• Задания:
1 - Проверьте по интервью о романе «Город Брежнев», верны ли утверждения: (a) Идиатуллин родился в Челнах; (b) «Город Брежнев» занял третье место в читательском голосовании; (c) в «Известиях Татарстана» Идиатуллин проработал девять лет. На каждое ответьте «да» или «нет» и приведите решающие слова из интервью дословно.
2 - В каком году, согласно интервью о романе «Город Брежнев», Идиатуллина перевели в московский офис «Коммерсанта»?
3 - Допишите интервью о романе «Город Брежнев» дальше, начиная сразу после его последней фразы.
-------- Текст документа --------
KazanFirst, 27 декабря 2017
«Учить «на писателя» всерьез получается только у жизни»
Автор романа «Город Брежнев» — о жутких параллелях современности и эпохи 80-х.
— В интервью изданию «Челны ЛТД» в 2006 году вы отмечали, что, скорее всего, успех в литературных кругах вам «не светит», потому что круги эти заведомо не относятся к вашим читателям. Сегодня вы лауреат национальной премии «Большая книга», автор семи романов. Насколько для вас важна эта награда? Как удалось «зацепить» и читателей и экспертное сообщество?
— Как удалось, вот честно — не знаю. Я всегда старался писать книги, которых мне не хватало как читателю. Десять лет назад у меня было ощущение совсем лютого несовпадения моих читательских интересов и пристрастий с, так сказать, массовыми или просто заметными. Сейчас лютость ослабла. Может, я изменился, может, читательский мир, а может, оба — изменились и оказались ближе друг к другу.
Наша справка
Шамиль Идиатуллин — российский журналист и писатель. Родился в 1971 году в Ульяновске, но уже в 1973-м оказался в Челнах — родители отправились строить «КАМАЗ». Начал карьеру журналиста в газете «Рабочий КАМАЗа», затем поступил на журфак Казанского государственного университета (ныне — Казанский федеральный университет) и переехал в Казань. На третьем курсе стал сотрудником «Известий Татарстана» и проработал в издании девять лет. С 1994 года сотрудничал с издательским домом «Коммерсантъ» и в 2003 году был переведен в московский офис, где и работает по сей день.
С 2004 года публикует рассказы и повести. Автор семи романов. Победитель национальной премии «Большая книга-2017» с произведением «Город Брежнев».
С другой стороны, «Город Брежнев» посвящен теме, которая, наверное, саднит не у меня одного. Ранние 80-е, счастливое непростое детство, истоки нашей стойкости и нашей жесткости долго оставались в необсуждаемой зоне, при этом умело заведенный разговор немедленно срывал плотину — обсуждать хотелось.
С третьей стороны, я всегда пытался только за такие темы и цепляться, но как-то не везло с тем, чтобы попасться на глаза именно своему читателю. В этот раз повезло.
И вообще повезло, как ни крути.
Мои книги уже дважды входили в длинный список премии, я предполагал, что они не хуже «ГБ», стало быть, и «ГБ» сойдет с дистанции на той же вешке. «ГБ» вышел в финал, и это была огромная радость. Потом «ГБ» оказался третьим в читательском голосовании, и это было счастье. Но я списал успех на нечаянное попадание темы в сиюминутные предпочтения читателей, строго напомнив себе, что Литературная академия от широкого читателя все-таки отличается и что итоги ее голосования всегда отличаются от читательских хотя бы на пункт. Ну и я мгновенно сообразил, на кого этот пункт выпадет. И вот вам здрасьте.
-------- Исходные записи --------
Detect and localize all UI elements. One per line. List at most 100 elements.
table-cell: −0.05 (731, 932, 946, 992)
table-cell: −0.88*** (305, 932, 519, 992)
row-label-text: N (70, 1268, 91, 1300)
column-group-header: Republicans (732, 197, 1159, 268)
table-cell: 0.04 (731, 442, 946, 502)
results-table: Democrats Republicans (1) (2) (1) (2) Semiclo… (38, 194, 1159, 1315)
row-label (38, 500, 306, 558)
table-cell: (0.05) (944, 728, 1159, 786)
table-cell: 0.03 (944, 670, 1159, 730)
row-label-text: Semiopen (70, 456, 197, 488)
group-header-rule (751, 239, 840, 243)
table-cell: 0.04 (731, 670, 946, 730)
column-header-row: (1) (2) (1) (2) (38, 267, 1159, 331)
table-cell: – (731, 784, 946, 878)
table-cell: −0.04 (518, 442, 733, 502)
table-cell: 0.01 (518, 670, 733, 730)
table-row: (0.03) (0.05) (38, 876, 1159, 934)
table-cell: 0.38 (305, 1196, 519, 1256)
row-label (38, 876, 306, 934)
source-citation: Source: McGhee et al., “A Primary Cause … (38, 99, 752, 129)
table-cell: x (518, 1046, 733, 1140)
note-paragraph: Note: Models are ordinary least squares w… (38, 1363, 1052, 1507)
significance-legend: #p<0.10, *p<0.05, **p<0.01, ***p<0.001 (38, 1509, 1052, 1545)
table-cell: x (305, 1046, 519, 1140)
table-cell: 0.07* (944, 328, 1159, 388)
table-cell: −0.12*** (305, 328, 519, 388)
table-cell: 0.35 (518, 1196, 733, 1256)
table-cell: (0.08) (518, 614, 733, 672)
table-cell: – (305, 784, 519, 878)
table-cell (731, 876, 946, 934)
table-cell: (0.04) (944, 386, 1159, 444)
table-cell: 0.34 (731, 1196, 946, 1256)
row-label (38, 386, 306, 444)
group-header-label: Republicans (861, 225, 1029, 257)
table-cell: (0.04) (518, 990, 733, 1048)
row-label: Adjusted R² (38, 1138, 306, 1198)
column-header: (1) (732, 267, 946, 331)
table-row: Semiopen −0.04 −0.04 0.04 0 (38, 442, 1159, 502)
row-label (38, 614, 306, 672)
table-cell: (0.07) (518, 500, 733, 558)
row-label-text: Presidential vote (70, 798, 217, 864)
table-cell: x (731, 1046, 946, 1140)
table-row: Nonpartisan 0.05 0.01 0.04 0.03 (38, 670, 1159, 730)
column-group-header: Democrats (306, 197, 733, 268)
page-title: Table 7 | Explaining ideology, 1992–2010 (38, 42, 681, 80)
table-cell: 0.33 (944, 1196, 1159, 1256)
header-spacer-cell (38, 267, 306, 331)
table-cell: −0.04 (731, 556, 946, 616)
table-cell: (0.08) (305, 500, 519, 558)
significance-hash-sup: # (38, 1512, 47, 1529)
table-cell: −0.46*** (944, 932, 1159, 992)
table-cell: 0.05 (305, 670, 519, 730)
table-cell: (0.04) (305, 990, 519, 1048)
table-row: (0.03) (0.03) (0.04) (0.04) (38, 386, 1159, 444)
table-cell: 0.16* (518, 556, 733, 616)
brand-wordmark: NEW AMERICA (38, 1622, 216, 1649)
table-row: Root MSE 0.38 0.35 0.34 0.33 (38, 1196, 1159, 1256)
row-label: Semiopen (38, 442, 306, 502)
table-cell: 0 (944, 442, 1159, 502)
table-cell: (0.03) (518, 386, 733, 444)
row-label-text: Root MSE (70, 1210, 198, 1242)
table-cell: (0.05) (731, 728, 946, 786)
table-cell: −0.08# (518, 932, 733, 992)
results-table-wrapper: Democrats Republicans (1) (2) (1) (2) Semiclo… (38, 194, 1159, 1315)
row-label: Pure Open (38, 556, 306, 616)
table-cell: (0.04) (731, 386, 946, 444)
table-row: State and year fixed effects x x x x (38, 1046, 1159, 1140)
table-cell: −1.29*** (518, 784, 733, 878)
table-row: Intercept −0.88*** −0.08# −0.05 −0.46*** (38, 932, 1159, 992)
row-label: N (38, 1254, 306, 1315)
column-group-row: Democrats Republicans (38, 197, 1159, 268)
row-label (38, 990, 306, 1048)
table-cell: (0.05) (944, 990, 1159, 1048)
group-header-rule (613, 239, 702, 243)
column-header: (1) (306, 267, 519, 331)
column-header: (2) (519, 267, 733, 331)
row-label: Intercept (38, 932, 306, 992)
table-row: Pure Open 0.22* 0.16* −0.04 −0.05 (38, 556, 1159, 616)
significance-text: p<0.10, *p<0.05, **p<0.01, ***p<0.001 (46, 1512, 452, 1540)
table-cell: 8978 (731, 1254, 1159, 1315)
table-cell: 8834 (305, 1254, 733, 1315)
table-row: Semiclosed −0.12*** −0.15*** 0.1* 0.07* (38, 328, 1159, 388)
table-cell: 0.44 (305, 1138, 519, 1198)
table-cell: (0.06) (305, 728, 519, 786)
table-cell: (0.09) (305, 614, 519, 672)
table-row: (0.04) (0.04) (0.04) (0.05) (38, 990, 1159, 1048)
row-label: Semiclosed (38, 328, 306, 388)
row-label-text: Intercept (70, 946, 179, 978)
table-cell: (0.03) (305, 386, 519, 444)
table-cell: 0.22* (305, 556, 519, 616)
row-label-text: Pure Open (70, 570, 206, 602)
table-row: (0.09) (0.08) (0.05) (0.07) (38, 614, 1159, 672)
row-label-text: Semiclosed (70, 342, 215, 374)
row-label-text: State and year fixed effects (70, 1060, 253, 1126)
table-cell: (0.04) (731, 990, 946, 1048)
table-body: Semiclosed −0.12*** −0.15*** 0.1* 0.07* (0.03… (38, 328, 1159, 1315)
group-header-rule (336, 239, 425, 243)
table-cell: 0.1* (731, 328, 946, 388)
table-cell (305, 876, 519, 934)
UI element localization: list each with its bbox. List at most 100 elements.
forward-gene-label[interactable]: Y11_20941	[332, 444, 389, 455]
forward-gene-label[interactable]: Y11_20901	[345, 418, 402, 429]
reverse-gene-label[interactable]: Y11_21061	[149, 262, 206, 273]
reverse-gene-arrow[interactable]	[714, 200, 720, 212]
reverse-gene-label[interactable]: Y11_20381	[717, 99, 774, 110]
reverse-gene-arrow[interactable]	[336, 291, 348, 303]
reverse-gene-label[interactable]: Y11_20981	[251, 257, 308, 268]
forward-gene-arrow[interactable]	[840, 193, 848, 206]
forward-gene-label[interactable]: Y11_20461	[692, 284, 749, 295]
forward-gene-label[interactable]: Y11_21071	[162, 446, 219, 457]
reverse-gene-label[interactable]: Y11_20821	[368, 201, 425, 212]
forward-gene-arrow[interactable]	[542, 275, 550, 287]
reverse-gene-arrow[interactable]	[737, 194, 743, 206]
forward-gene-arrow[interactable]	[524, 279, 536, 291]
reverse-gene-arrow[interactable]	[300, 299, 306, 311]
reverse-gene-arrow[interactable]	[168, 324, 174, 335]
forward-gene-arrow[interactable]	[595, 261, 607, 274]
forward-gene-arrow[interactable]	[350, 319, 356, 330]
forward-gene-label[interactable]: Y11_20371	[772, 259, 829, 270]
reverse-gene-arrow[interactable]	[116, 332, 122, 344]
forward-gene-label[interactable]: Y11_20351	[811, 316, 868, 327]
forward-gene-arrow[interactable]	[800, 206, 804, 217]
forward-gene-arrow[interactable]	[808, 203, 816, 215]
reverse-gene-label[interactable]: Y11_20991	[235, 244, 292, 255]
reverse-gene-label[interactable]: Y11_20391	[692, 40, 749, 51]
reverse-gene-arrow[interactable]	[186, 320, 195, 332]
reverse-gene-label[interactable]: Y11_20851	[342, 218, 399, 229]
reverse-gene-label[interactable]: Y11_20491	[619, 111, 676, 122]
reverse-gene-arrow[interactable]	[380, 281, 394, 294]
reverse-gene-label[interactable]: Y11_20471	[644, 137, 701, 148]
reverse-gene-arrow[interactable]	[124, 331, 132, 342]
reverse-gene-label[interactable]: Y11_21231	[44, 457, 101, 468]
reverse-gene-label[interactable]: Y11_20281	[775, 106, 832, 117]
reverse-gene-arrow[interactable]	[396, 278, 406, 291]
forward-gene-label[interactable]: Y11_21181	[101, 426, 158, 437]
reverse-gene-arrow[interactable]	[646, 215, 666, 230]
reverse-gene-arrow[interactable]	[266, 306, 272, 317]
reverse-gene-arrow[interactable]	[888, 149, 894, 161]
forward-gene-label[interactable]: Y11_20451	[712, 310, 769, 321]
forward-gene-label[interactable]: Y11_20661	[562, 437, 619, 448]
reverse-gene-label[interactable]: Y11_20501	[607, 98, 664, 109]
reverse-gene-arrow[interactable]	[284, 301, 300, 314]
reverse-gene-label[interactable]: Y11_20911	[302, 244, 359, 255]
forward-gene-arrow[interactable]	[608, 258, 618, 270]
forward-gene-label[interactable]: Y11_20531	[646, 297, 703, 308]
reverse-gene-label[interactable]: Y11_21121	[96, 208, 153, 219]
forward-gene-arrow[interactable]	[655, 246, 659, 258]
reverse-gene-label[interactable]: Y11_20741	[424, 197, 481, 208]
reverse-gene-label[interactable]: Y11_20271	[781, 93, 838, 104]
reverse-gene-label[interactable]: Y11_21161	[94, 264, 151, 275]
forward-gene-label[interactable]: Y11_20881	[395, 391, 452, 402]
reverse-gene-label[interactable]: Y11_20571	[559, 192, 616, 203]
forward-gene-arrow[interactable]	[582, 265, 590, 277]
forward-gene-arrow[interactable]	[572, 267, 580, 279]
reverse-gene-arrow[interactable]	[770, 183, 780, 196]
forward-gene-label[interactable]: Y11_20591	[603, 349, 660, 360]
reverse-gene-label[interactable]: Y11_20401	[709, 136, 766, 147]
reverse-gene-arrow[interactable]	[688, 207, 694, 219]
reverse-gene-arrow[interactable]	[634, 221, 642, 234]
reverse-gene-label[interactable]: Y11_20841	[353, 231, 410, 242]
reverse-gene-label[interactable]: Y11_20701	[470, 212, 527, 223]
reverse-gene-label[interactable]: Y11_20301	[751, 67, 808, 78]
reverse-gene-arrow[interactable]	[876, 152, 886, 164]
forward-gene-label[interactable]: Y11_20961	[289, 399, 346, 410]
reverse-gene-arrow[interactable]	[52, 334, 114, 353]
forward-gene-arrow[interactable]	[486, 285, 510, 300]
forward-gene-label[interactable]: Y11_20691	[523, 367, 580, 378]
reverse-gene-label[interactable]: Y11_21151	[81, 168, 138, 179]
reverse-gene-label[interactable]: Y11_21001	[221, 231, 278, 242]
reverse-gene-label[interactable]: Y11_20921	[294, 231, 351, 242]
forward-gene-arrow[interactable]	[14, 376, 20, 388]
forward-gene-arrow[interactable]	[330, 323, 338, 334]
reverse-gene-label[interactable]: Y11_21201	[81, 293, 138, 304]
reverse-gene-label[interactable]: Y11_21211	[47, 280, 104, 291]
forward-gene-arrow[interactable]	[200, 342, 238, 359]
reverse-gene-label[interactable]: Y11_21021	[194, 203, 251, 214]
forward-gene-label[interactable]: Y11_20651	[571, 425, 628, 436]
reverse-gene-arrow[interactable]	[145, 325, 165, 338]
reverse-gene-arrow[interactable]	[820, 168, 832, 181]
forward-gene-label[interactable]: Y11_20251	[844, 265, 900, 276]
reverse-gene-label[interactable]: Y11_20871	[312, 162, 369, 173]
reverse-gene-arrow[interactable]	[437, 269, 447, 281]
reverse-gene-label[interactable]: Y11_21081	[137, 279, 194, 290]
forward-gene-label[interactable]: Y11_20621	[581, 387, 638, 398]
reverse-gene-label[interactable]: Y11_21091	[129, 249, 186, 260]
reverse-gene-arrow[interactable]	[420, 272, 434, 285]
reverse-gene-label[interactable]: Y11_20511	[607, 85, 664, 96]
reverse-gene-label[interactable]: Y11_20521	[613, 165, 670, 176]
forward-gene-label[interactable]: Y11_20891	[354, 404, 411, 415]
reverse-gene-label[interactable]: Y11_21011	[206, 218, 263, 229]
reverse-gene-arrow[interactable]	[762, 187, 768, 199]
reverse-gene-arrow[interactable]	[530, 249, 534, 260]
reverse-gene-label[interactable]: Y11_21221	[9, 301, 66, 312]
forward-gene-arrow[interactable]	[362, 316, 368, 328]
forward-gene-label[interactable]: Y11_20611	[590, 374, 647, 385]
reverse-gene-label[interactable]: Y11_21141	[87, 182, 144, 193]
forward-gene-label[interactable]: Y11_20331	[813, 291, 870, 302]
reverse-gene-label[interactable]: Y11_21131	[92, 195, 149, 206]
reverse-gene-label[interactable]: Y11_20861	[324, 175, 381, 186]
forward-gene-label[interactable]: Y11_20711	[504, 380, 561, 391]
--------
• Ответы к заданиям:
1 -
(a) Нет: «Родился в 1971 году в Ульяновске».
(b) Да: «Потом «ГБ» оказался третьим в читательском голосовании».
(c) Да: «На третьем курсе стал сотрудником «Известий Татарстана» и проработал в издании девять лет».

2 - В 2003 году.

3 -
Третье место в «Большой книге» — для меня это почти химическое счастье. Выходит, читателям, в том числе профессиональным и очень умным, важны вещи, которые важны для меня. И благодаря премии число таких читателей, людей, для которых моя книга может оказаться нужной и полезной, будет расти.
— Был ли в вашей жизни момент, когда вы поняли, — все, точка, хочу быть писателем? Что сейчас на первом плане — журналистика или написание книг? Сместилась ли за последние годы чаша весов от одного к другому?
— Наоборот было: я в детстве мечтал стать писателем, а когда решил, что это невозможно, придумал компромисс в виде журналистики. Не очень охотно, между прочим, но быстро смирился, привык и полюбил. Другое дело, что последние лет пятнадцать мне приходится заниматься не столько журналистикой, сколько редактурой и медиаменеджментом. Вроде получается, но тоска по письму гложет — иначе я и книг писать не начал бы, между прочим. На писательство я постоянную работу точно не променяю, в том числе из чувства самосохранения. Но от других вариантов, связанных с придумыванием сюжетов и выгонкой текстов, зарекаться не могу.
— Помните ли вы книгу, которую прочитали первой в жизни? Что это было за произведение?
— Первую не помню, конечно, тем более что, как почти у всех, наверное, переход от чтения мамой или дау-ани вслух к самостоятельному чтению был плавным и постепенным. Сказки, наверное, какие-нибудь, или «Малыш и Карлсон», или «Четвертая высота» — родители говорят, что я в малом возрасте очень любил ее слушать. Почему — не знаю до сих пор, хотя подростком старательно перечитал.
А лет с шести я уже читал постоянно, всегда и везде, в том числе по дороге из школы и вместо ужина. Естественно, родители пытались это безобразие пресечь, в том числе инструментальным способом: например, папа убирал детские книги (кроме предусмотренных школьной программой) на антресоли, которые заколачивал гвоздями. Соответственно, я довольно рано освоил гвоздодер и взрослые книги.
— Какие книги, авторы оказали особое влияние на ваше становление как человека?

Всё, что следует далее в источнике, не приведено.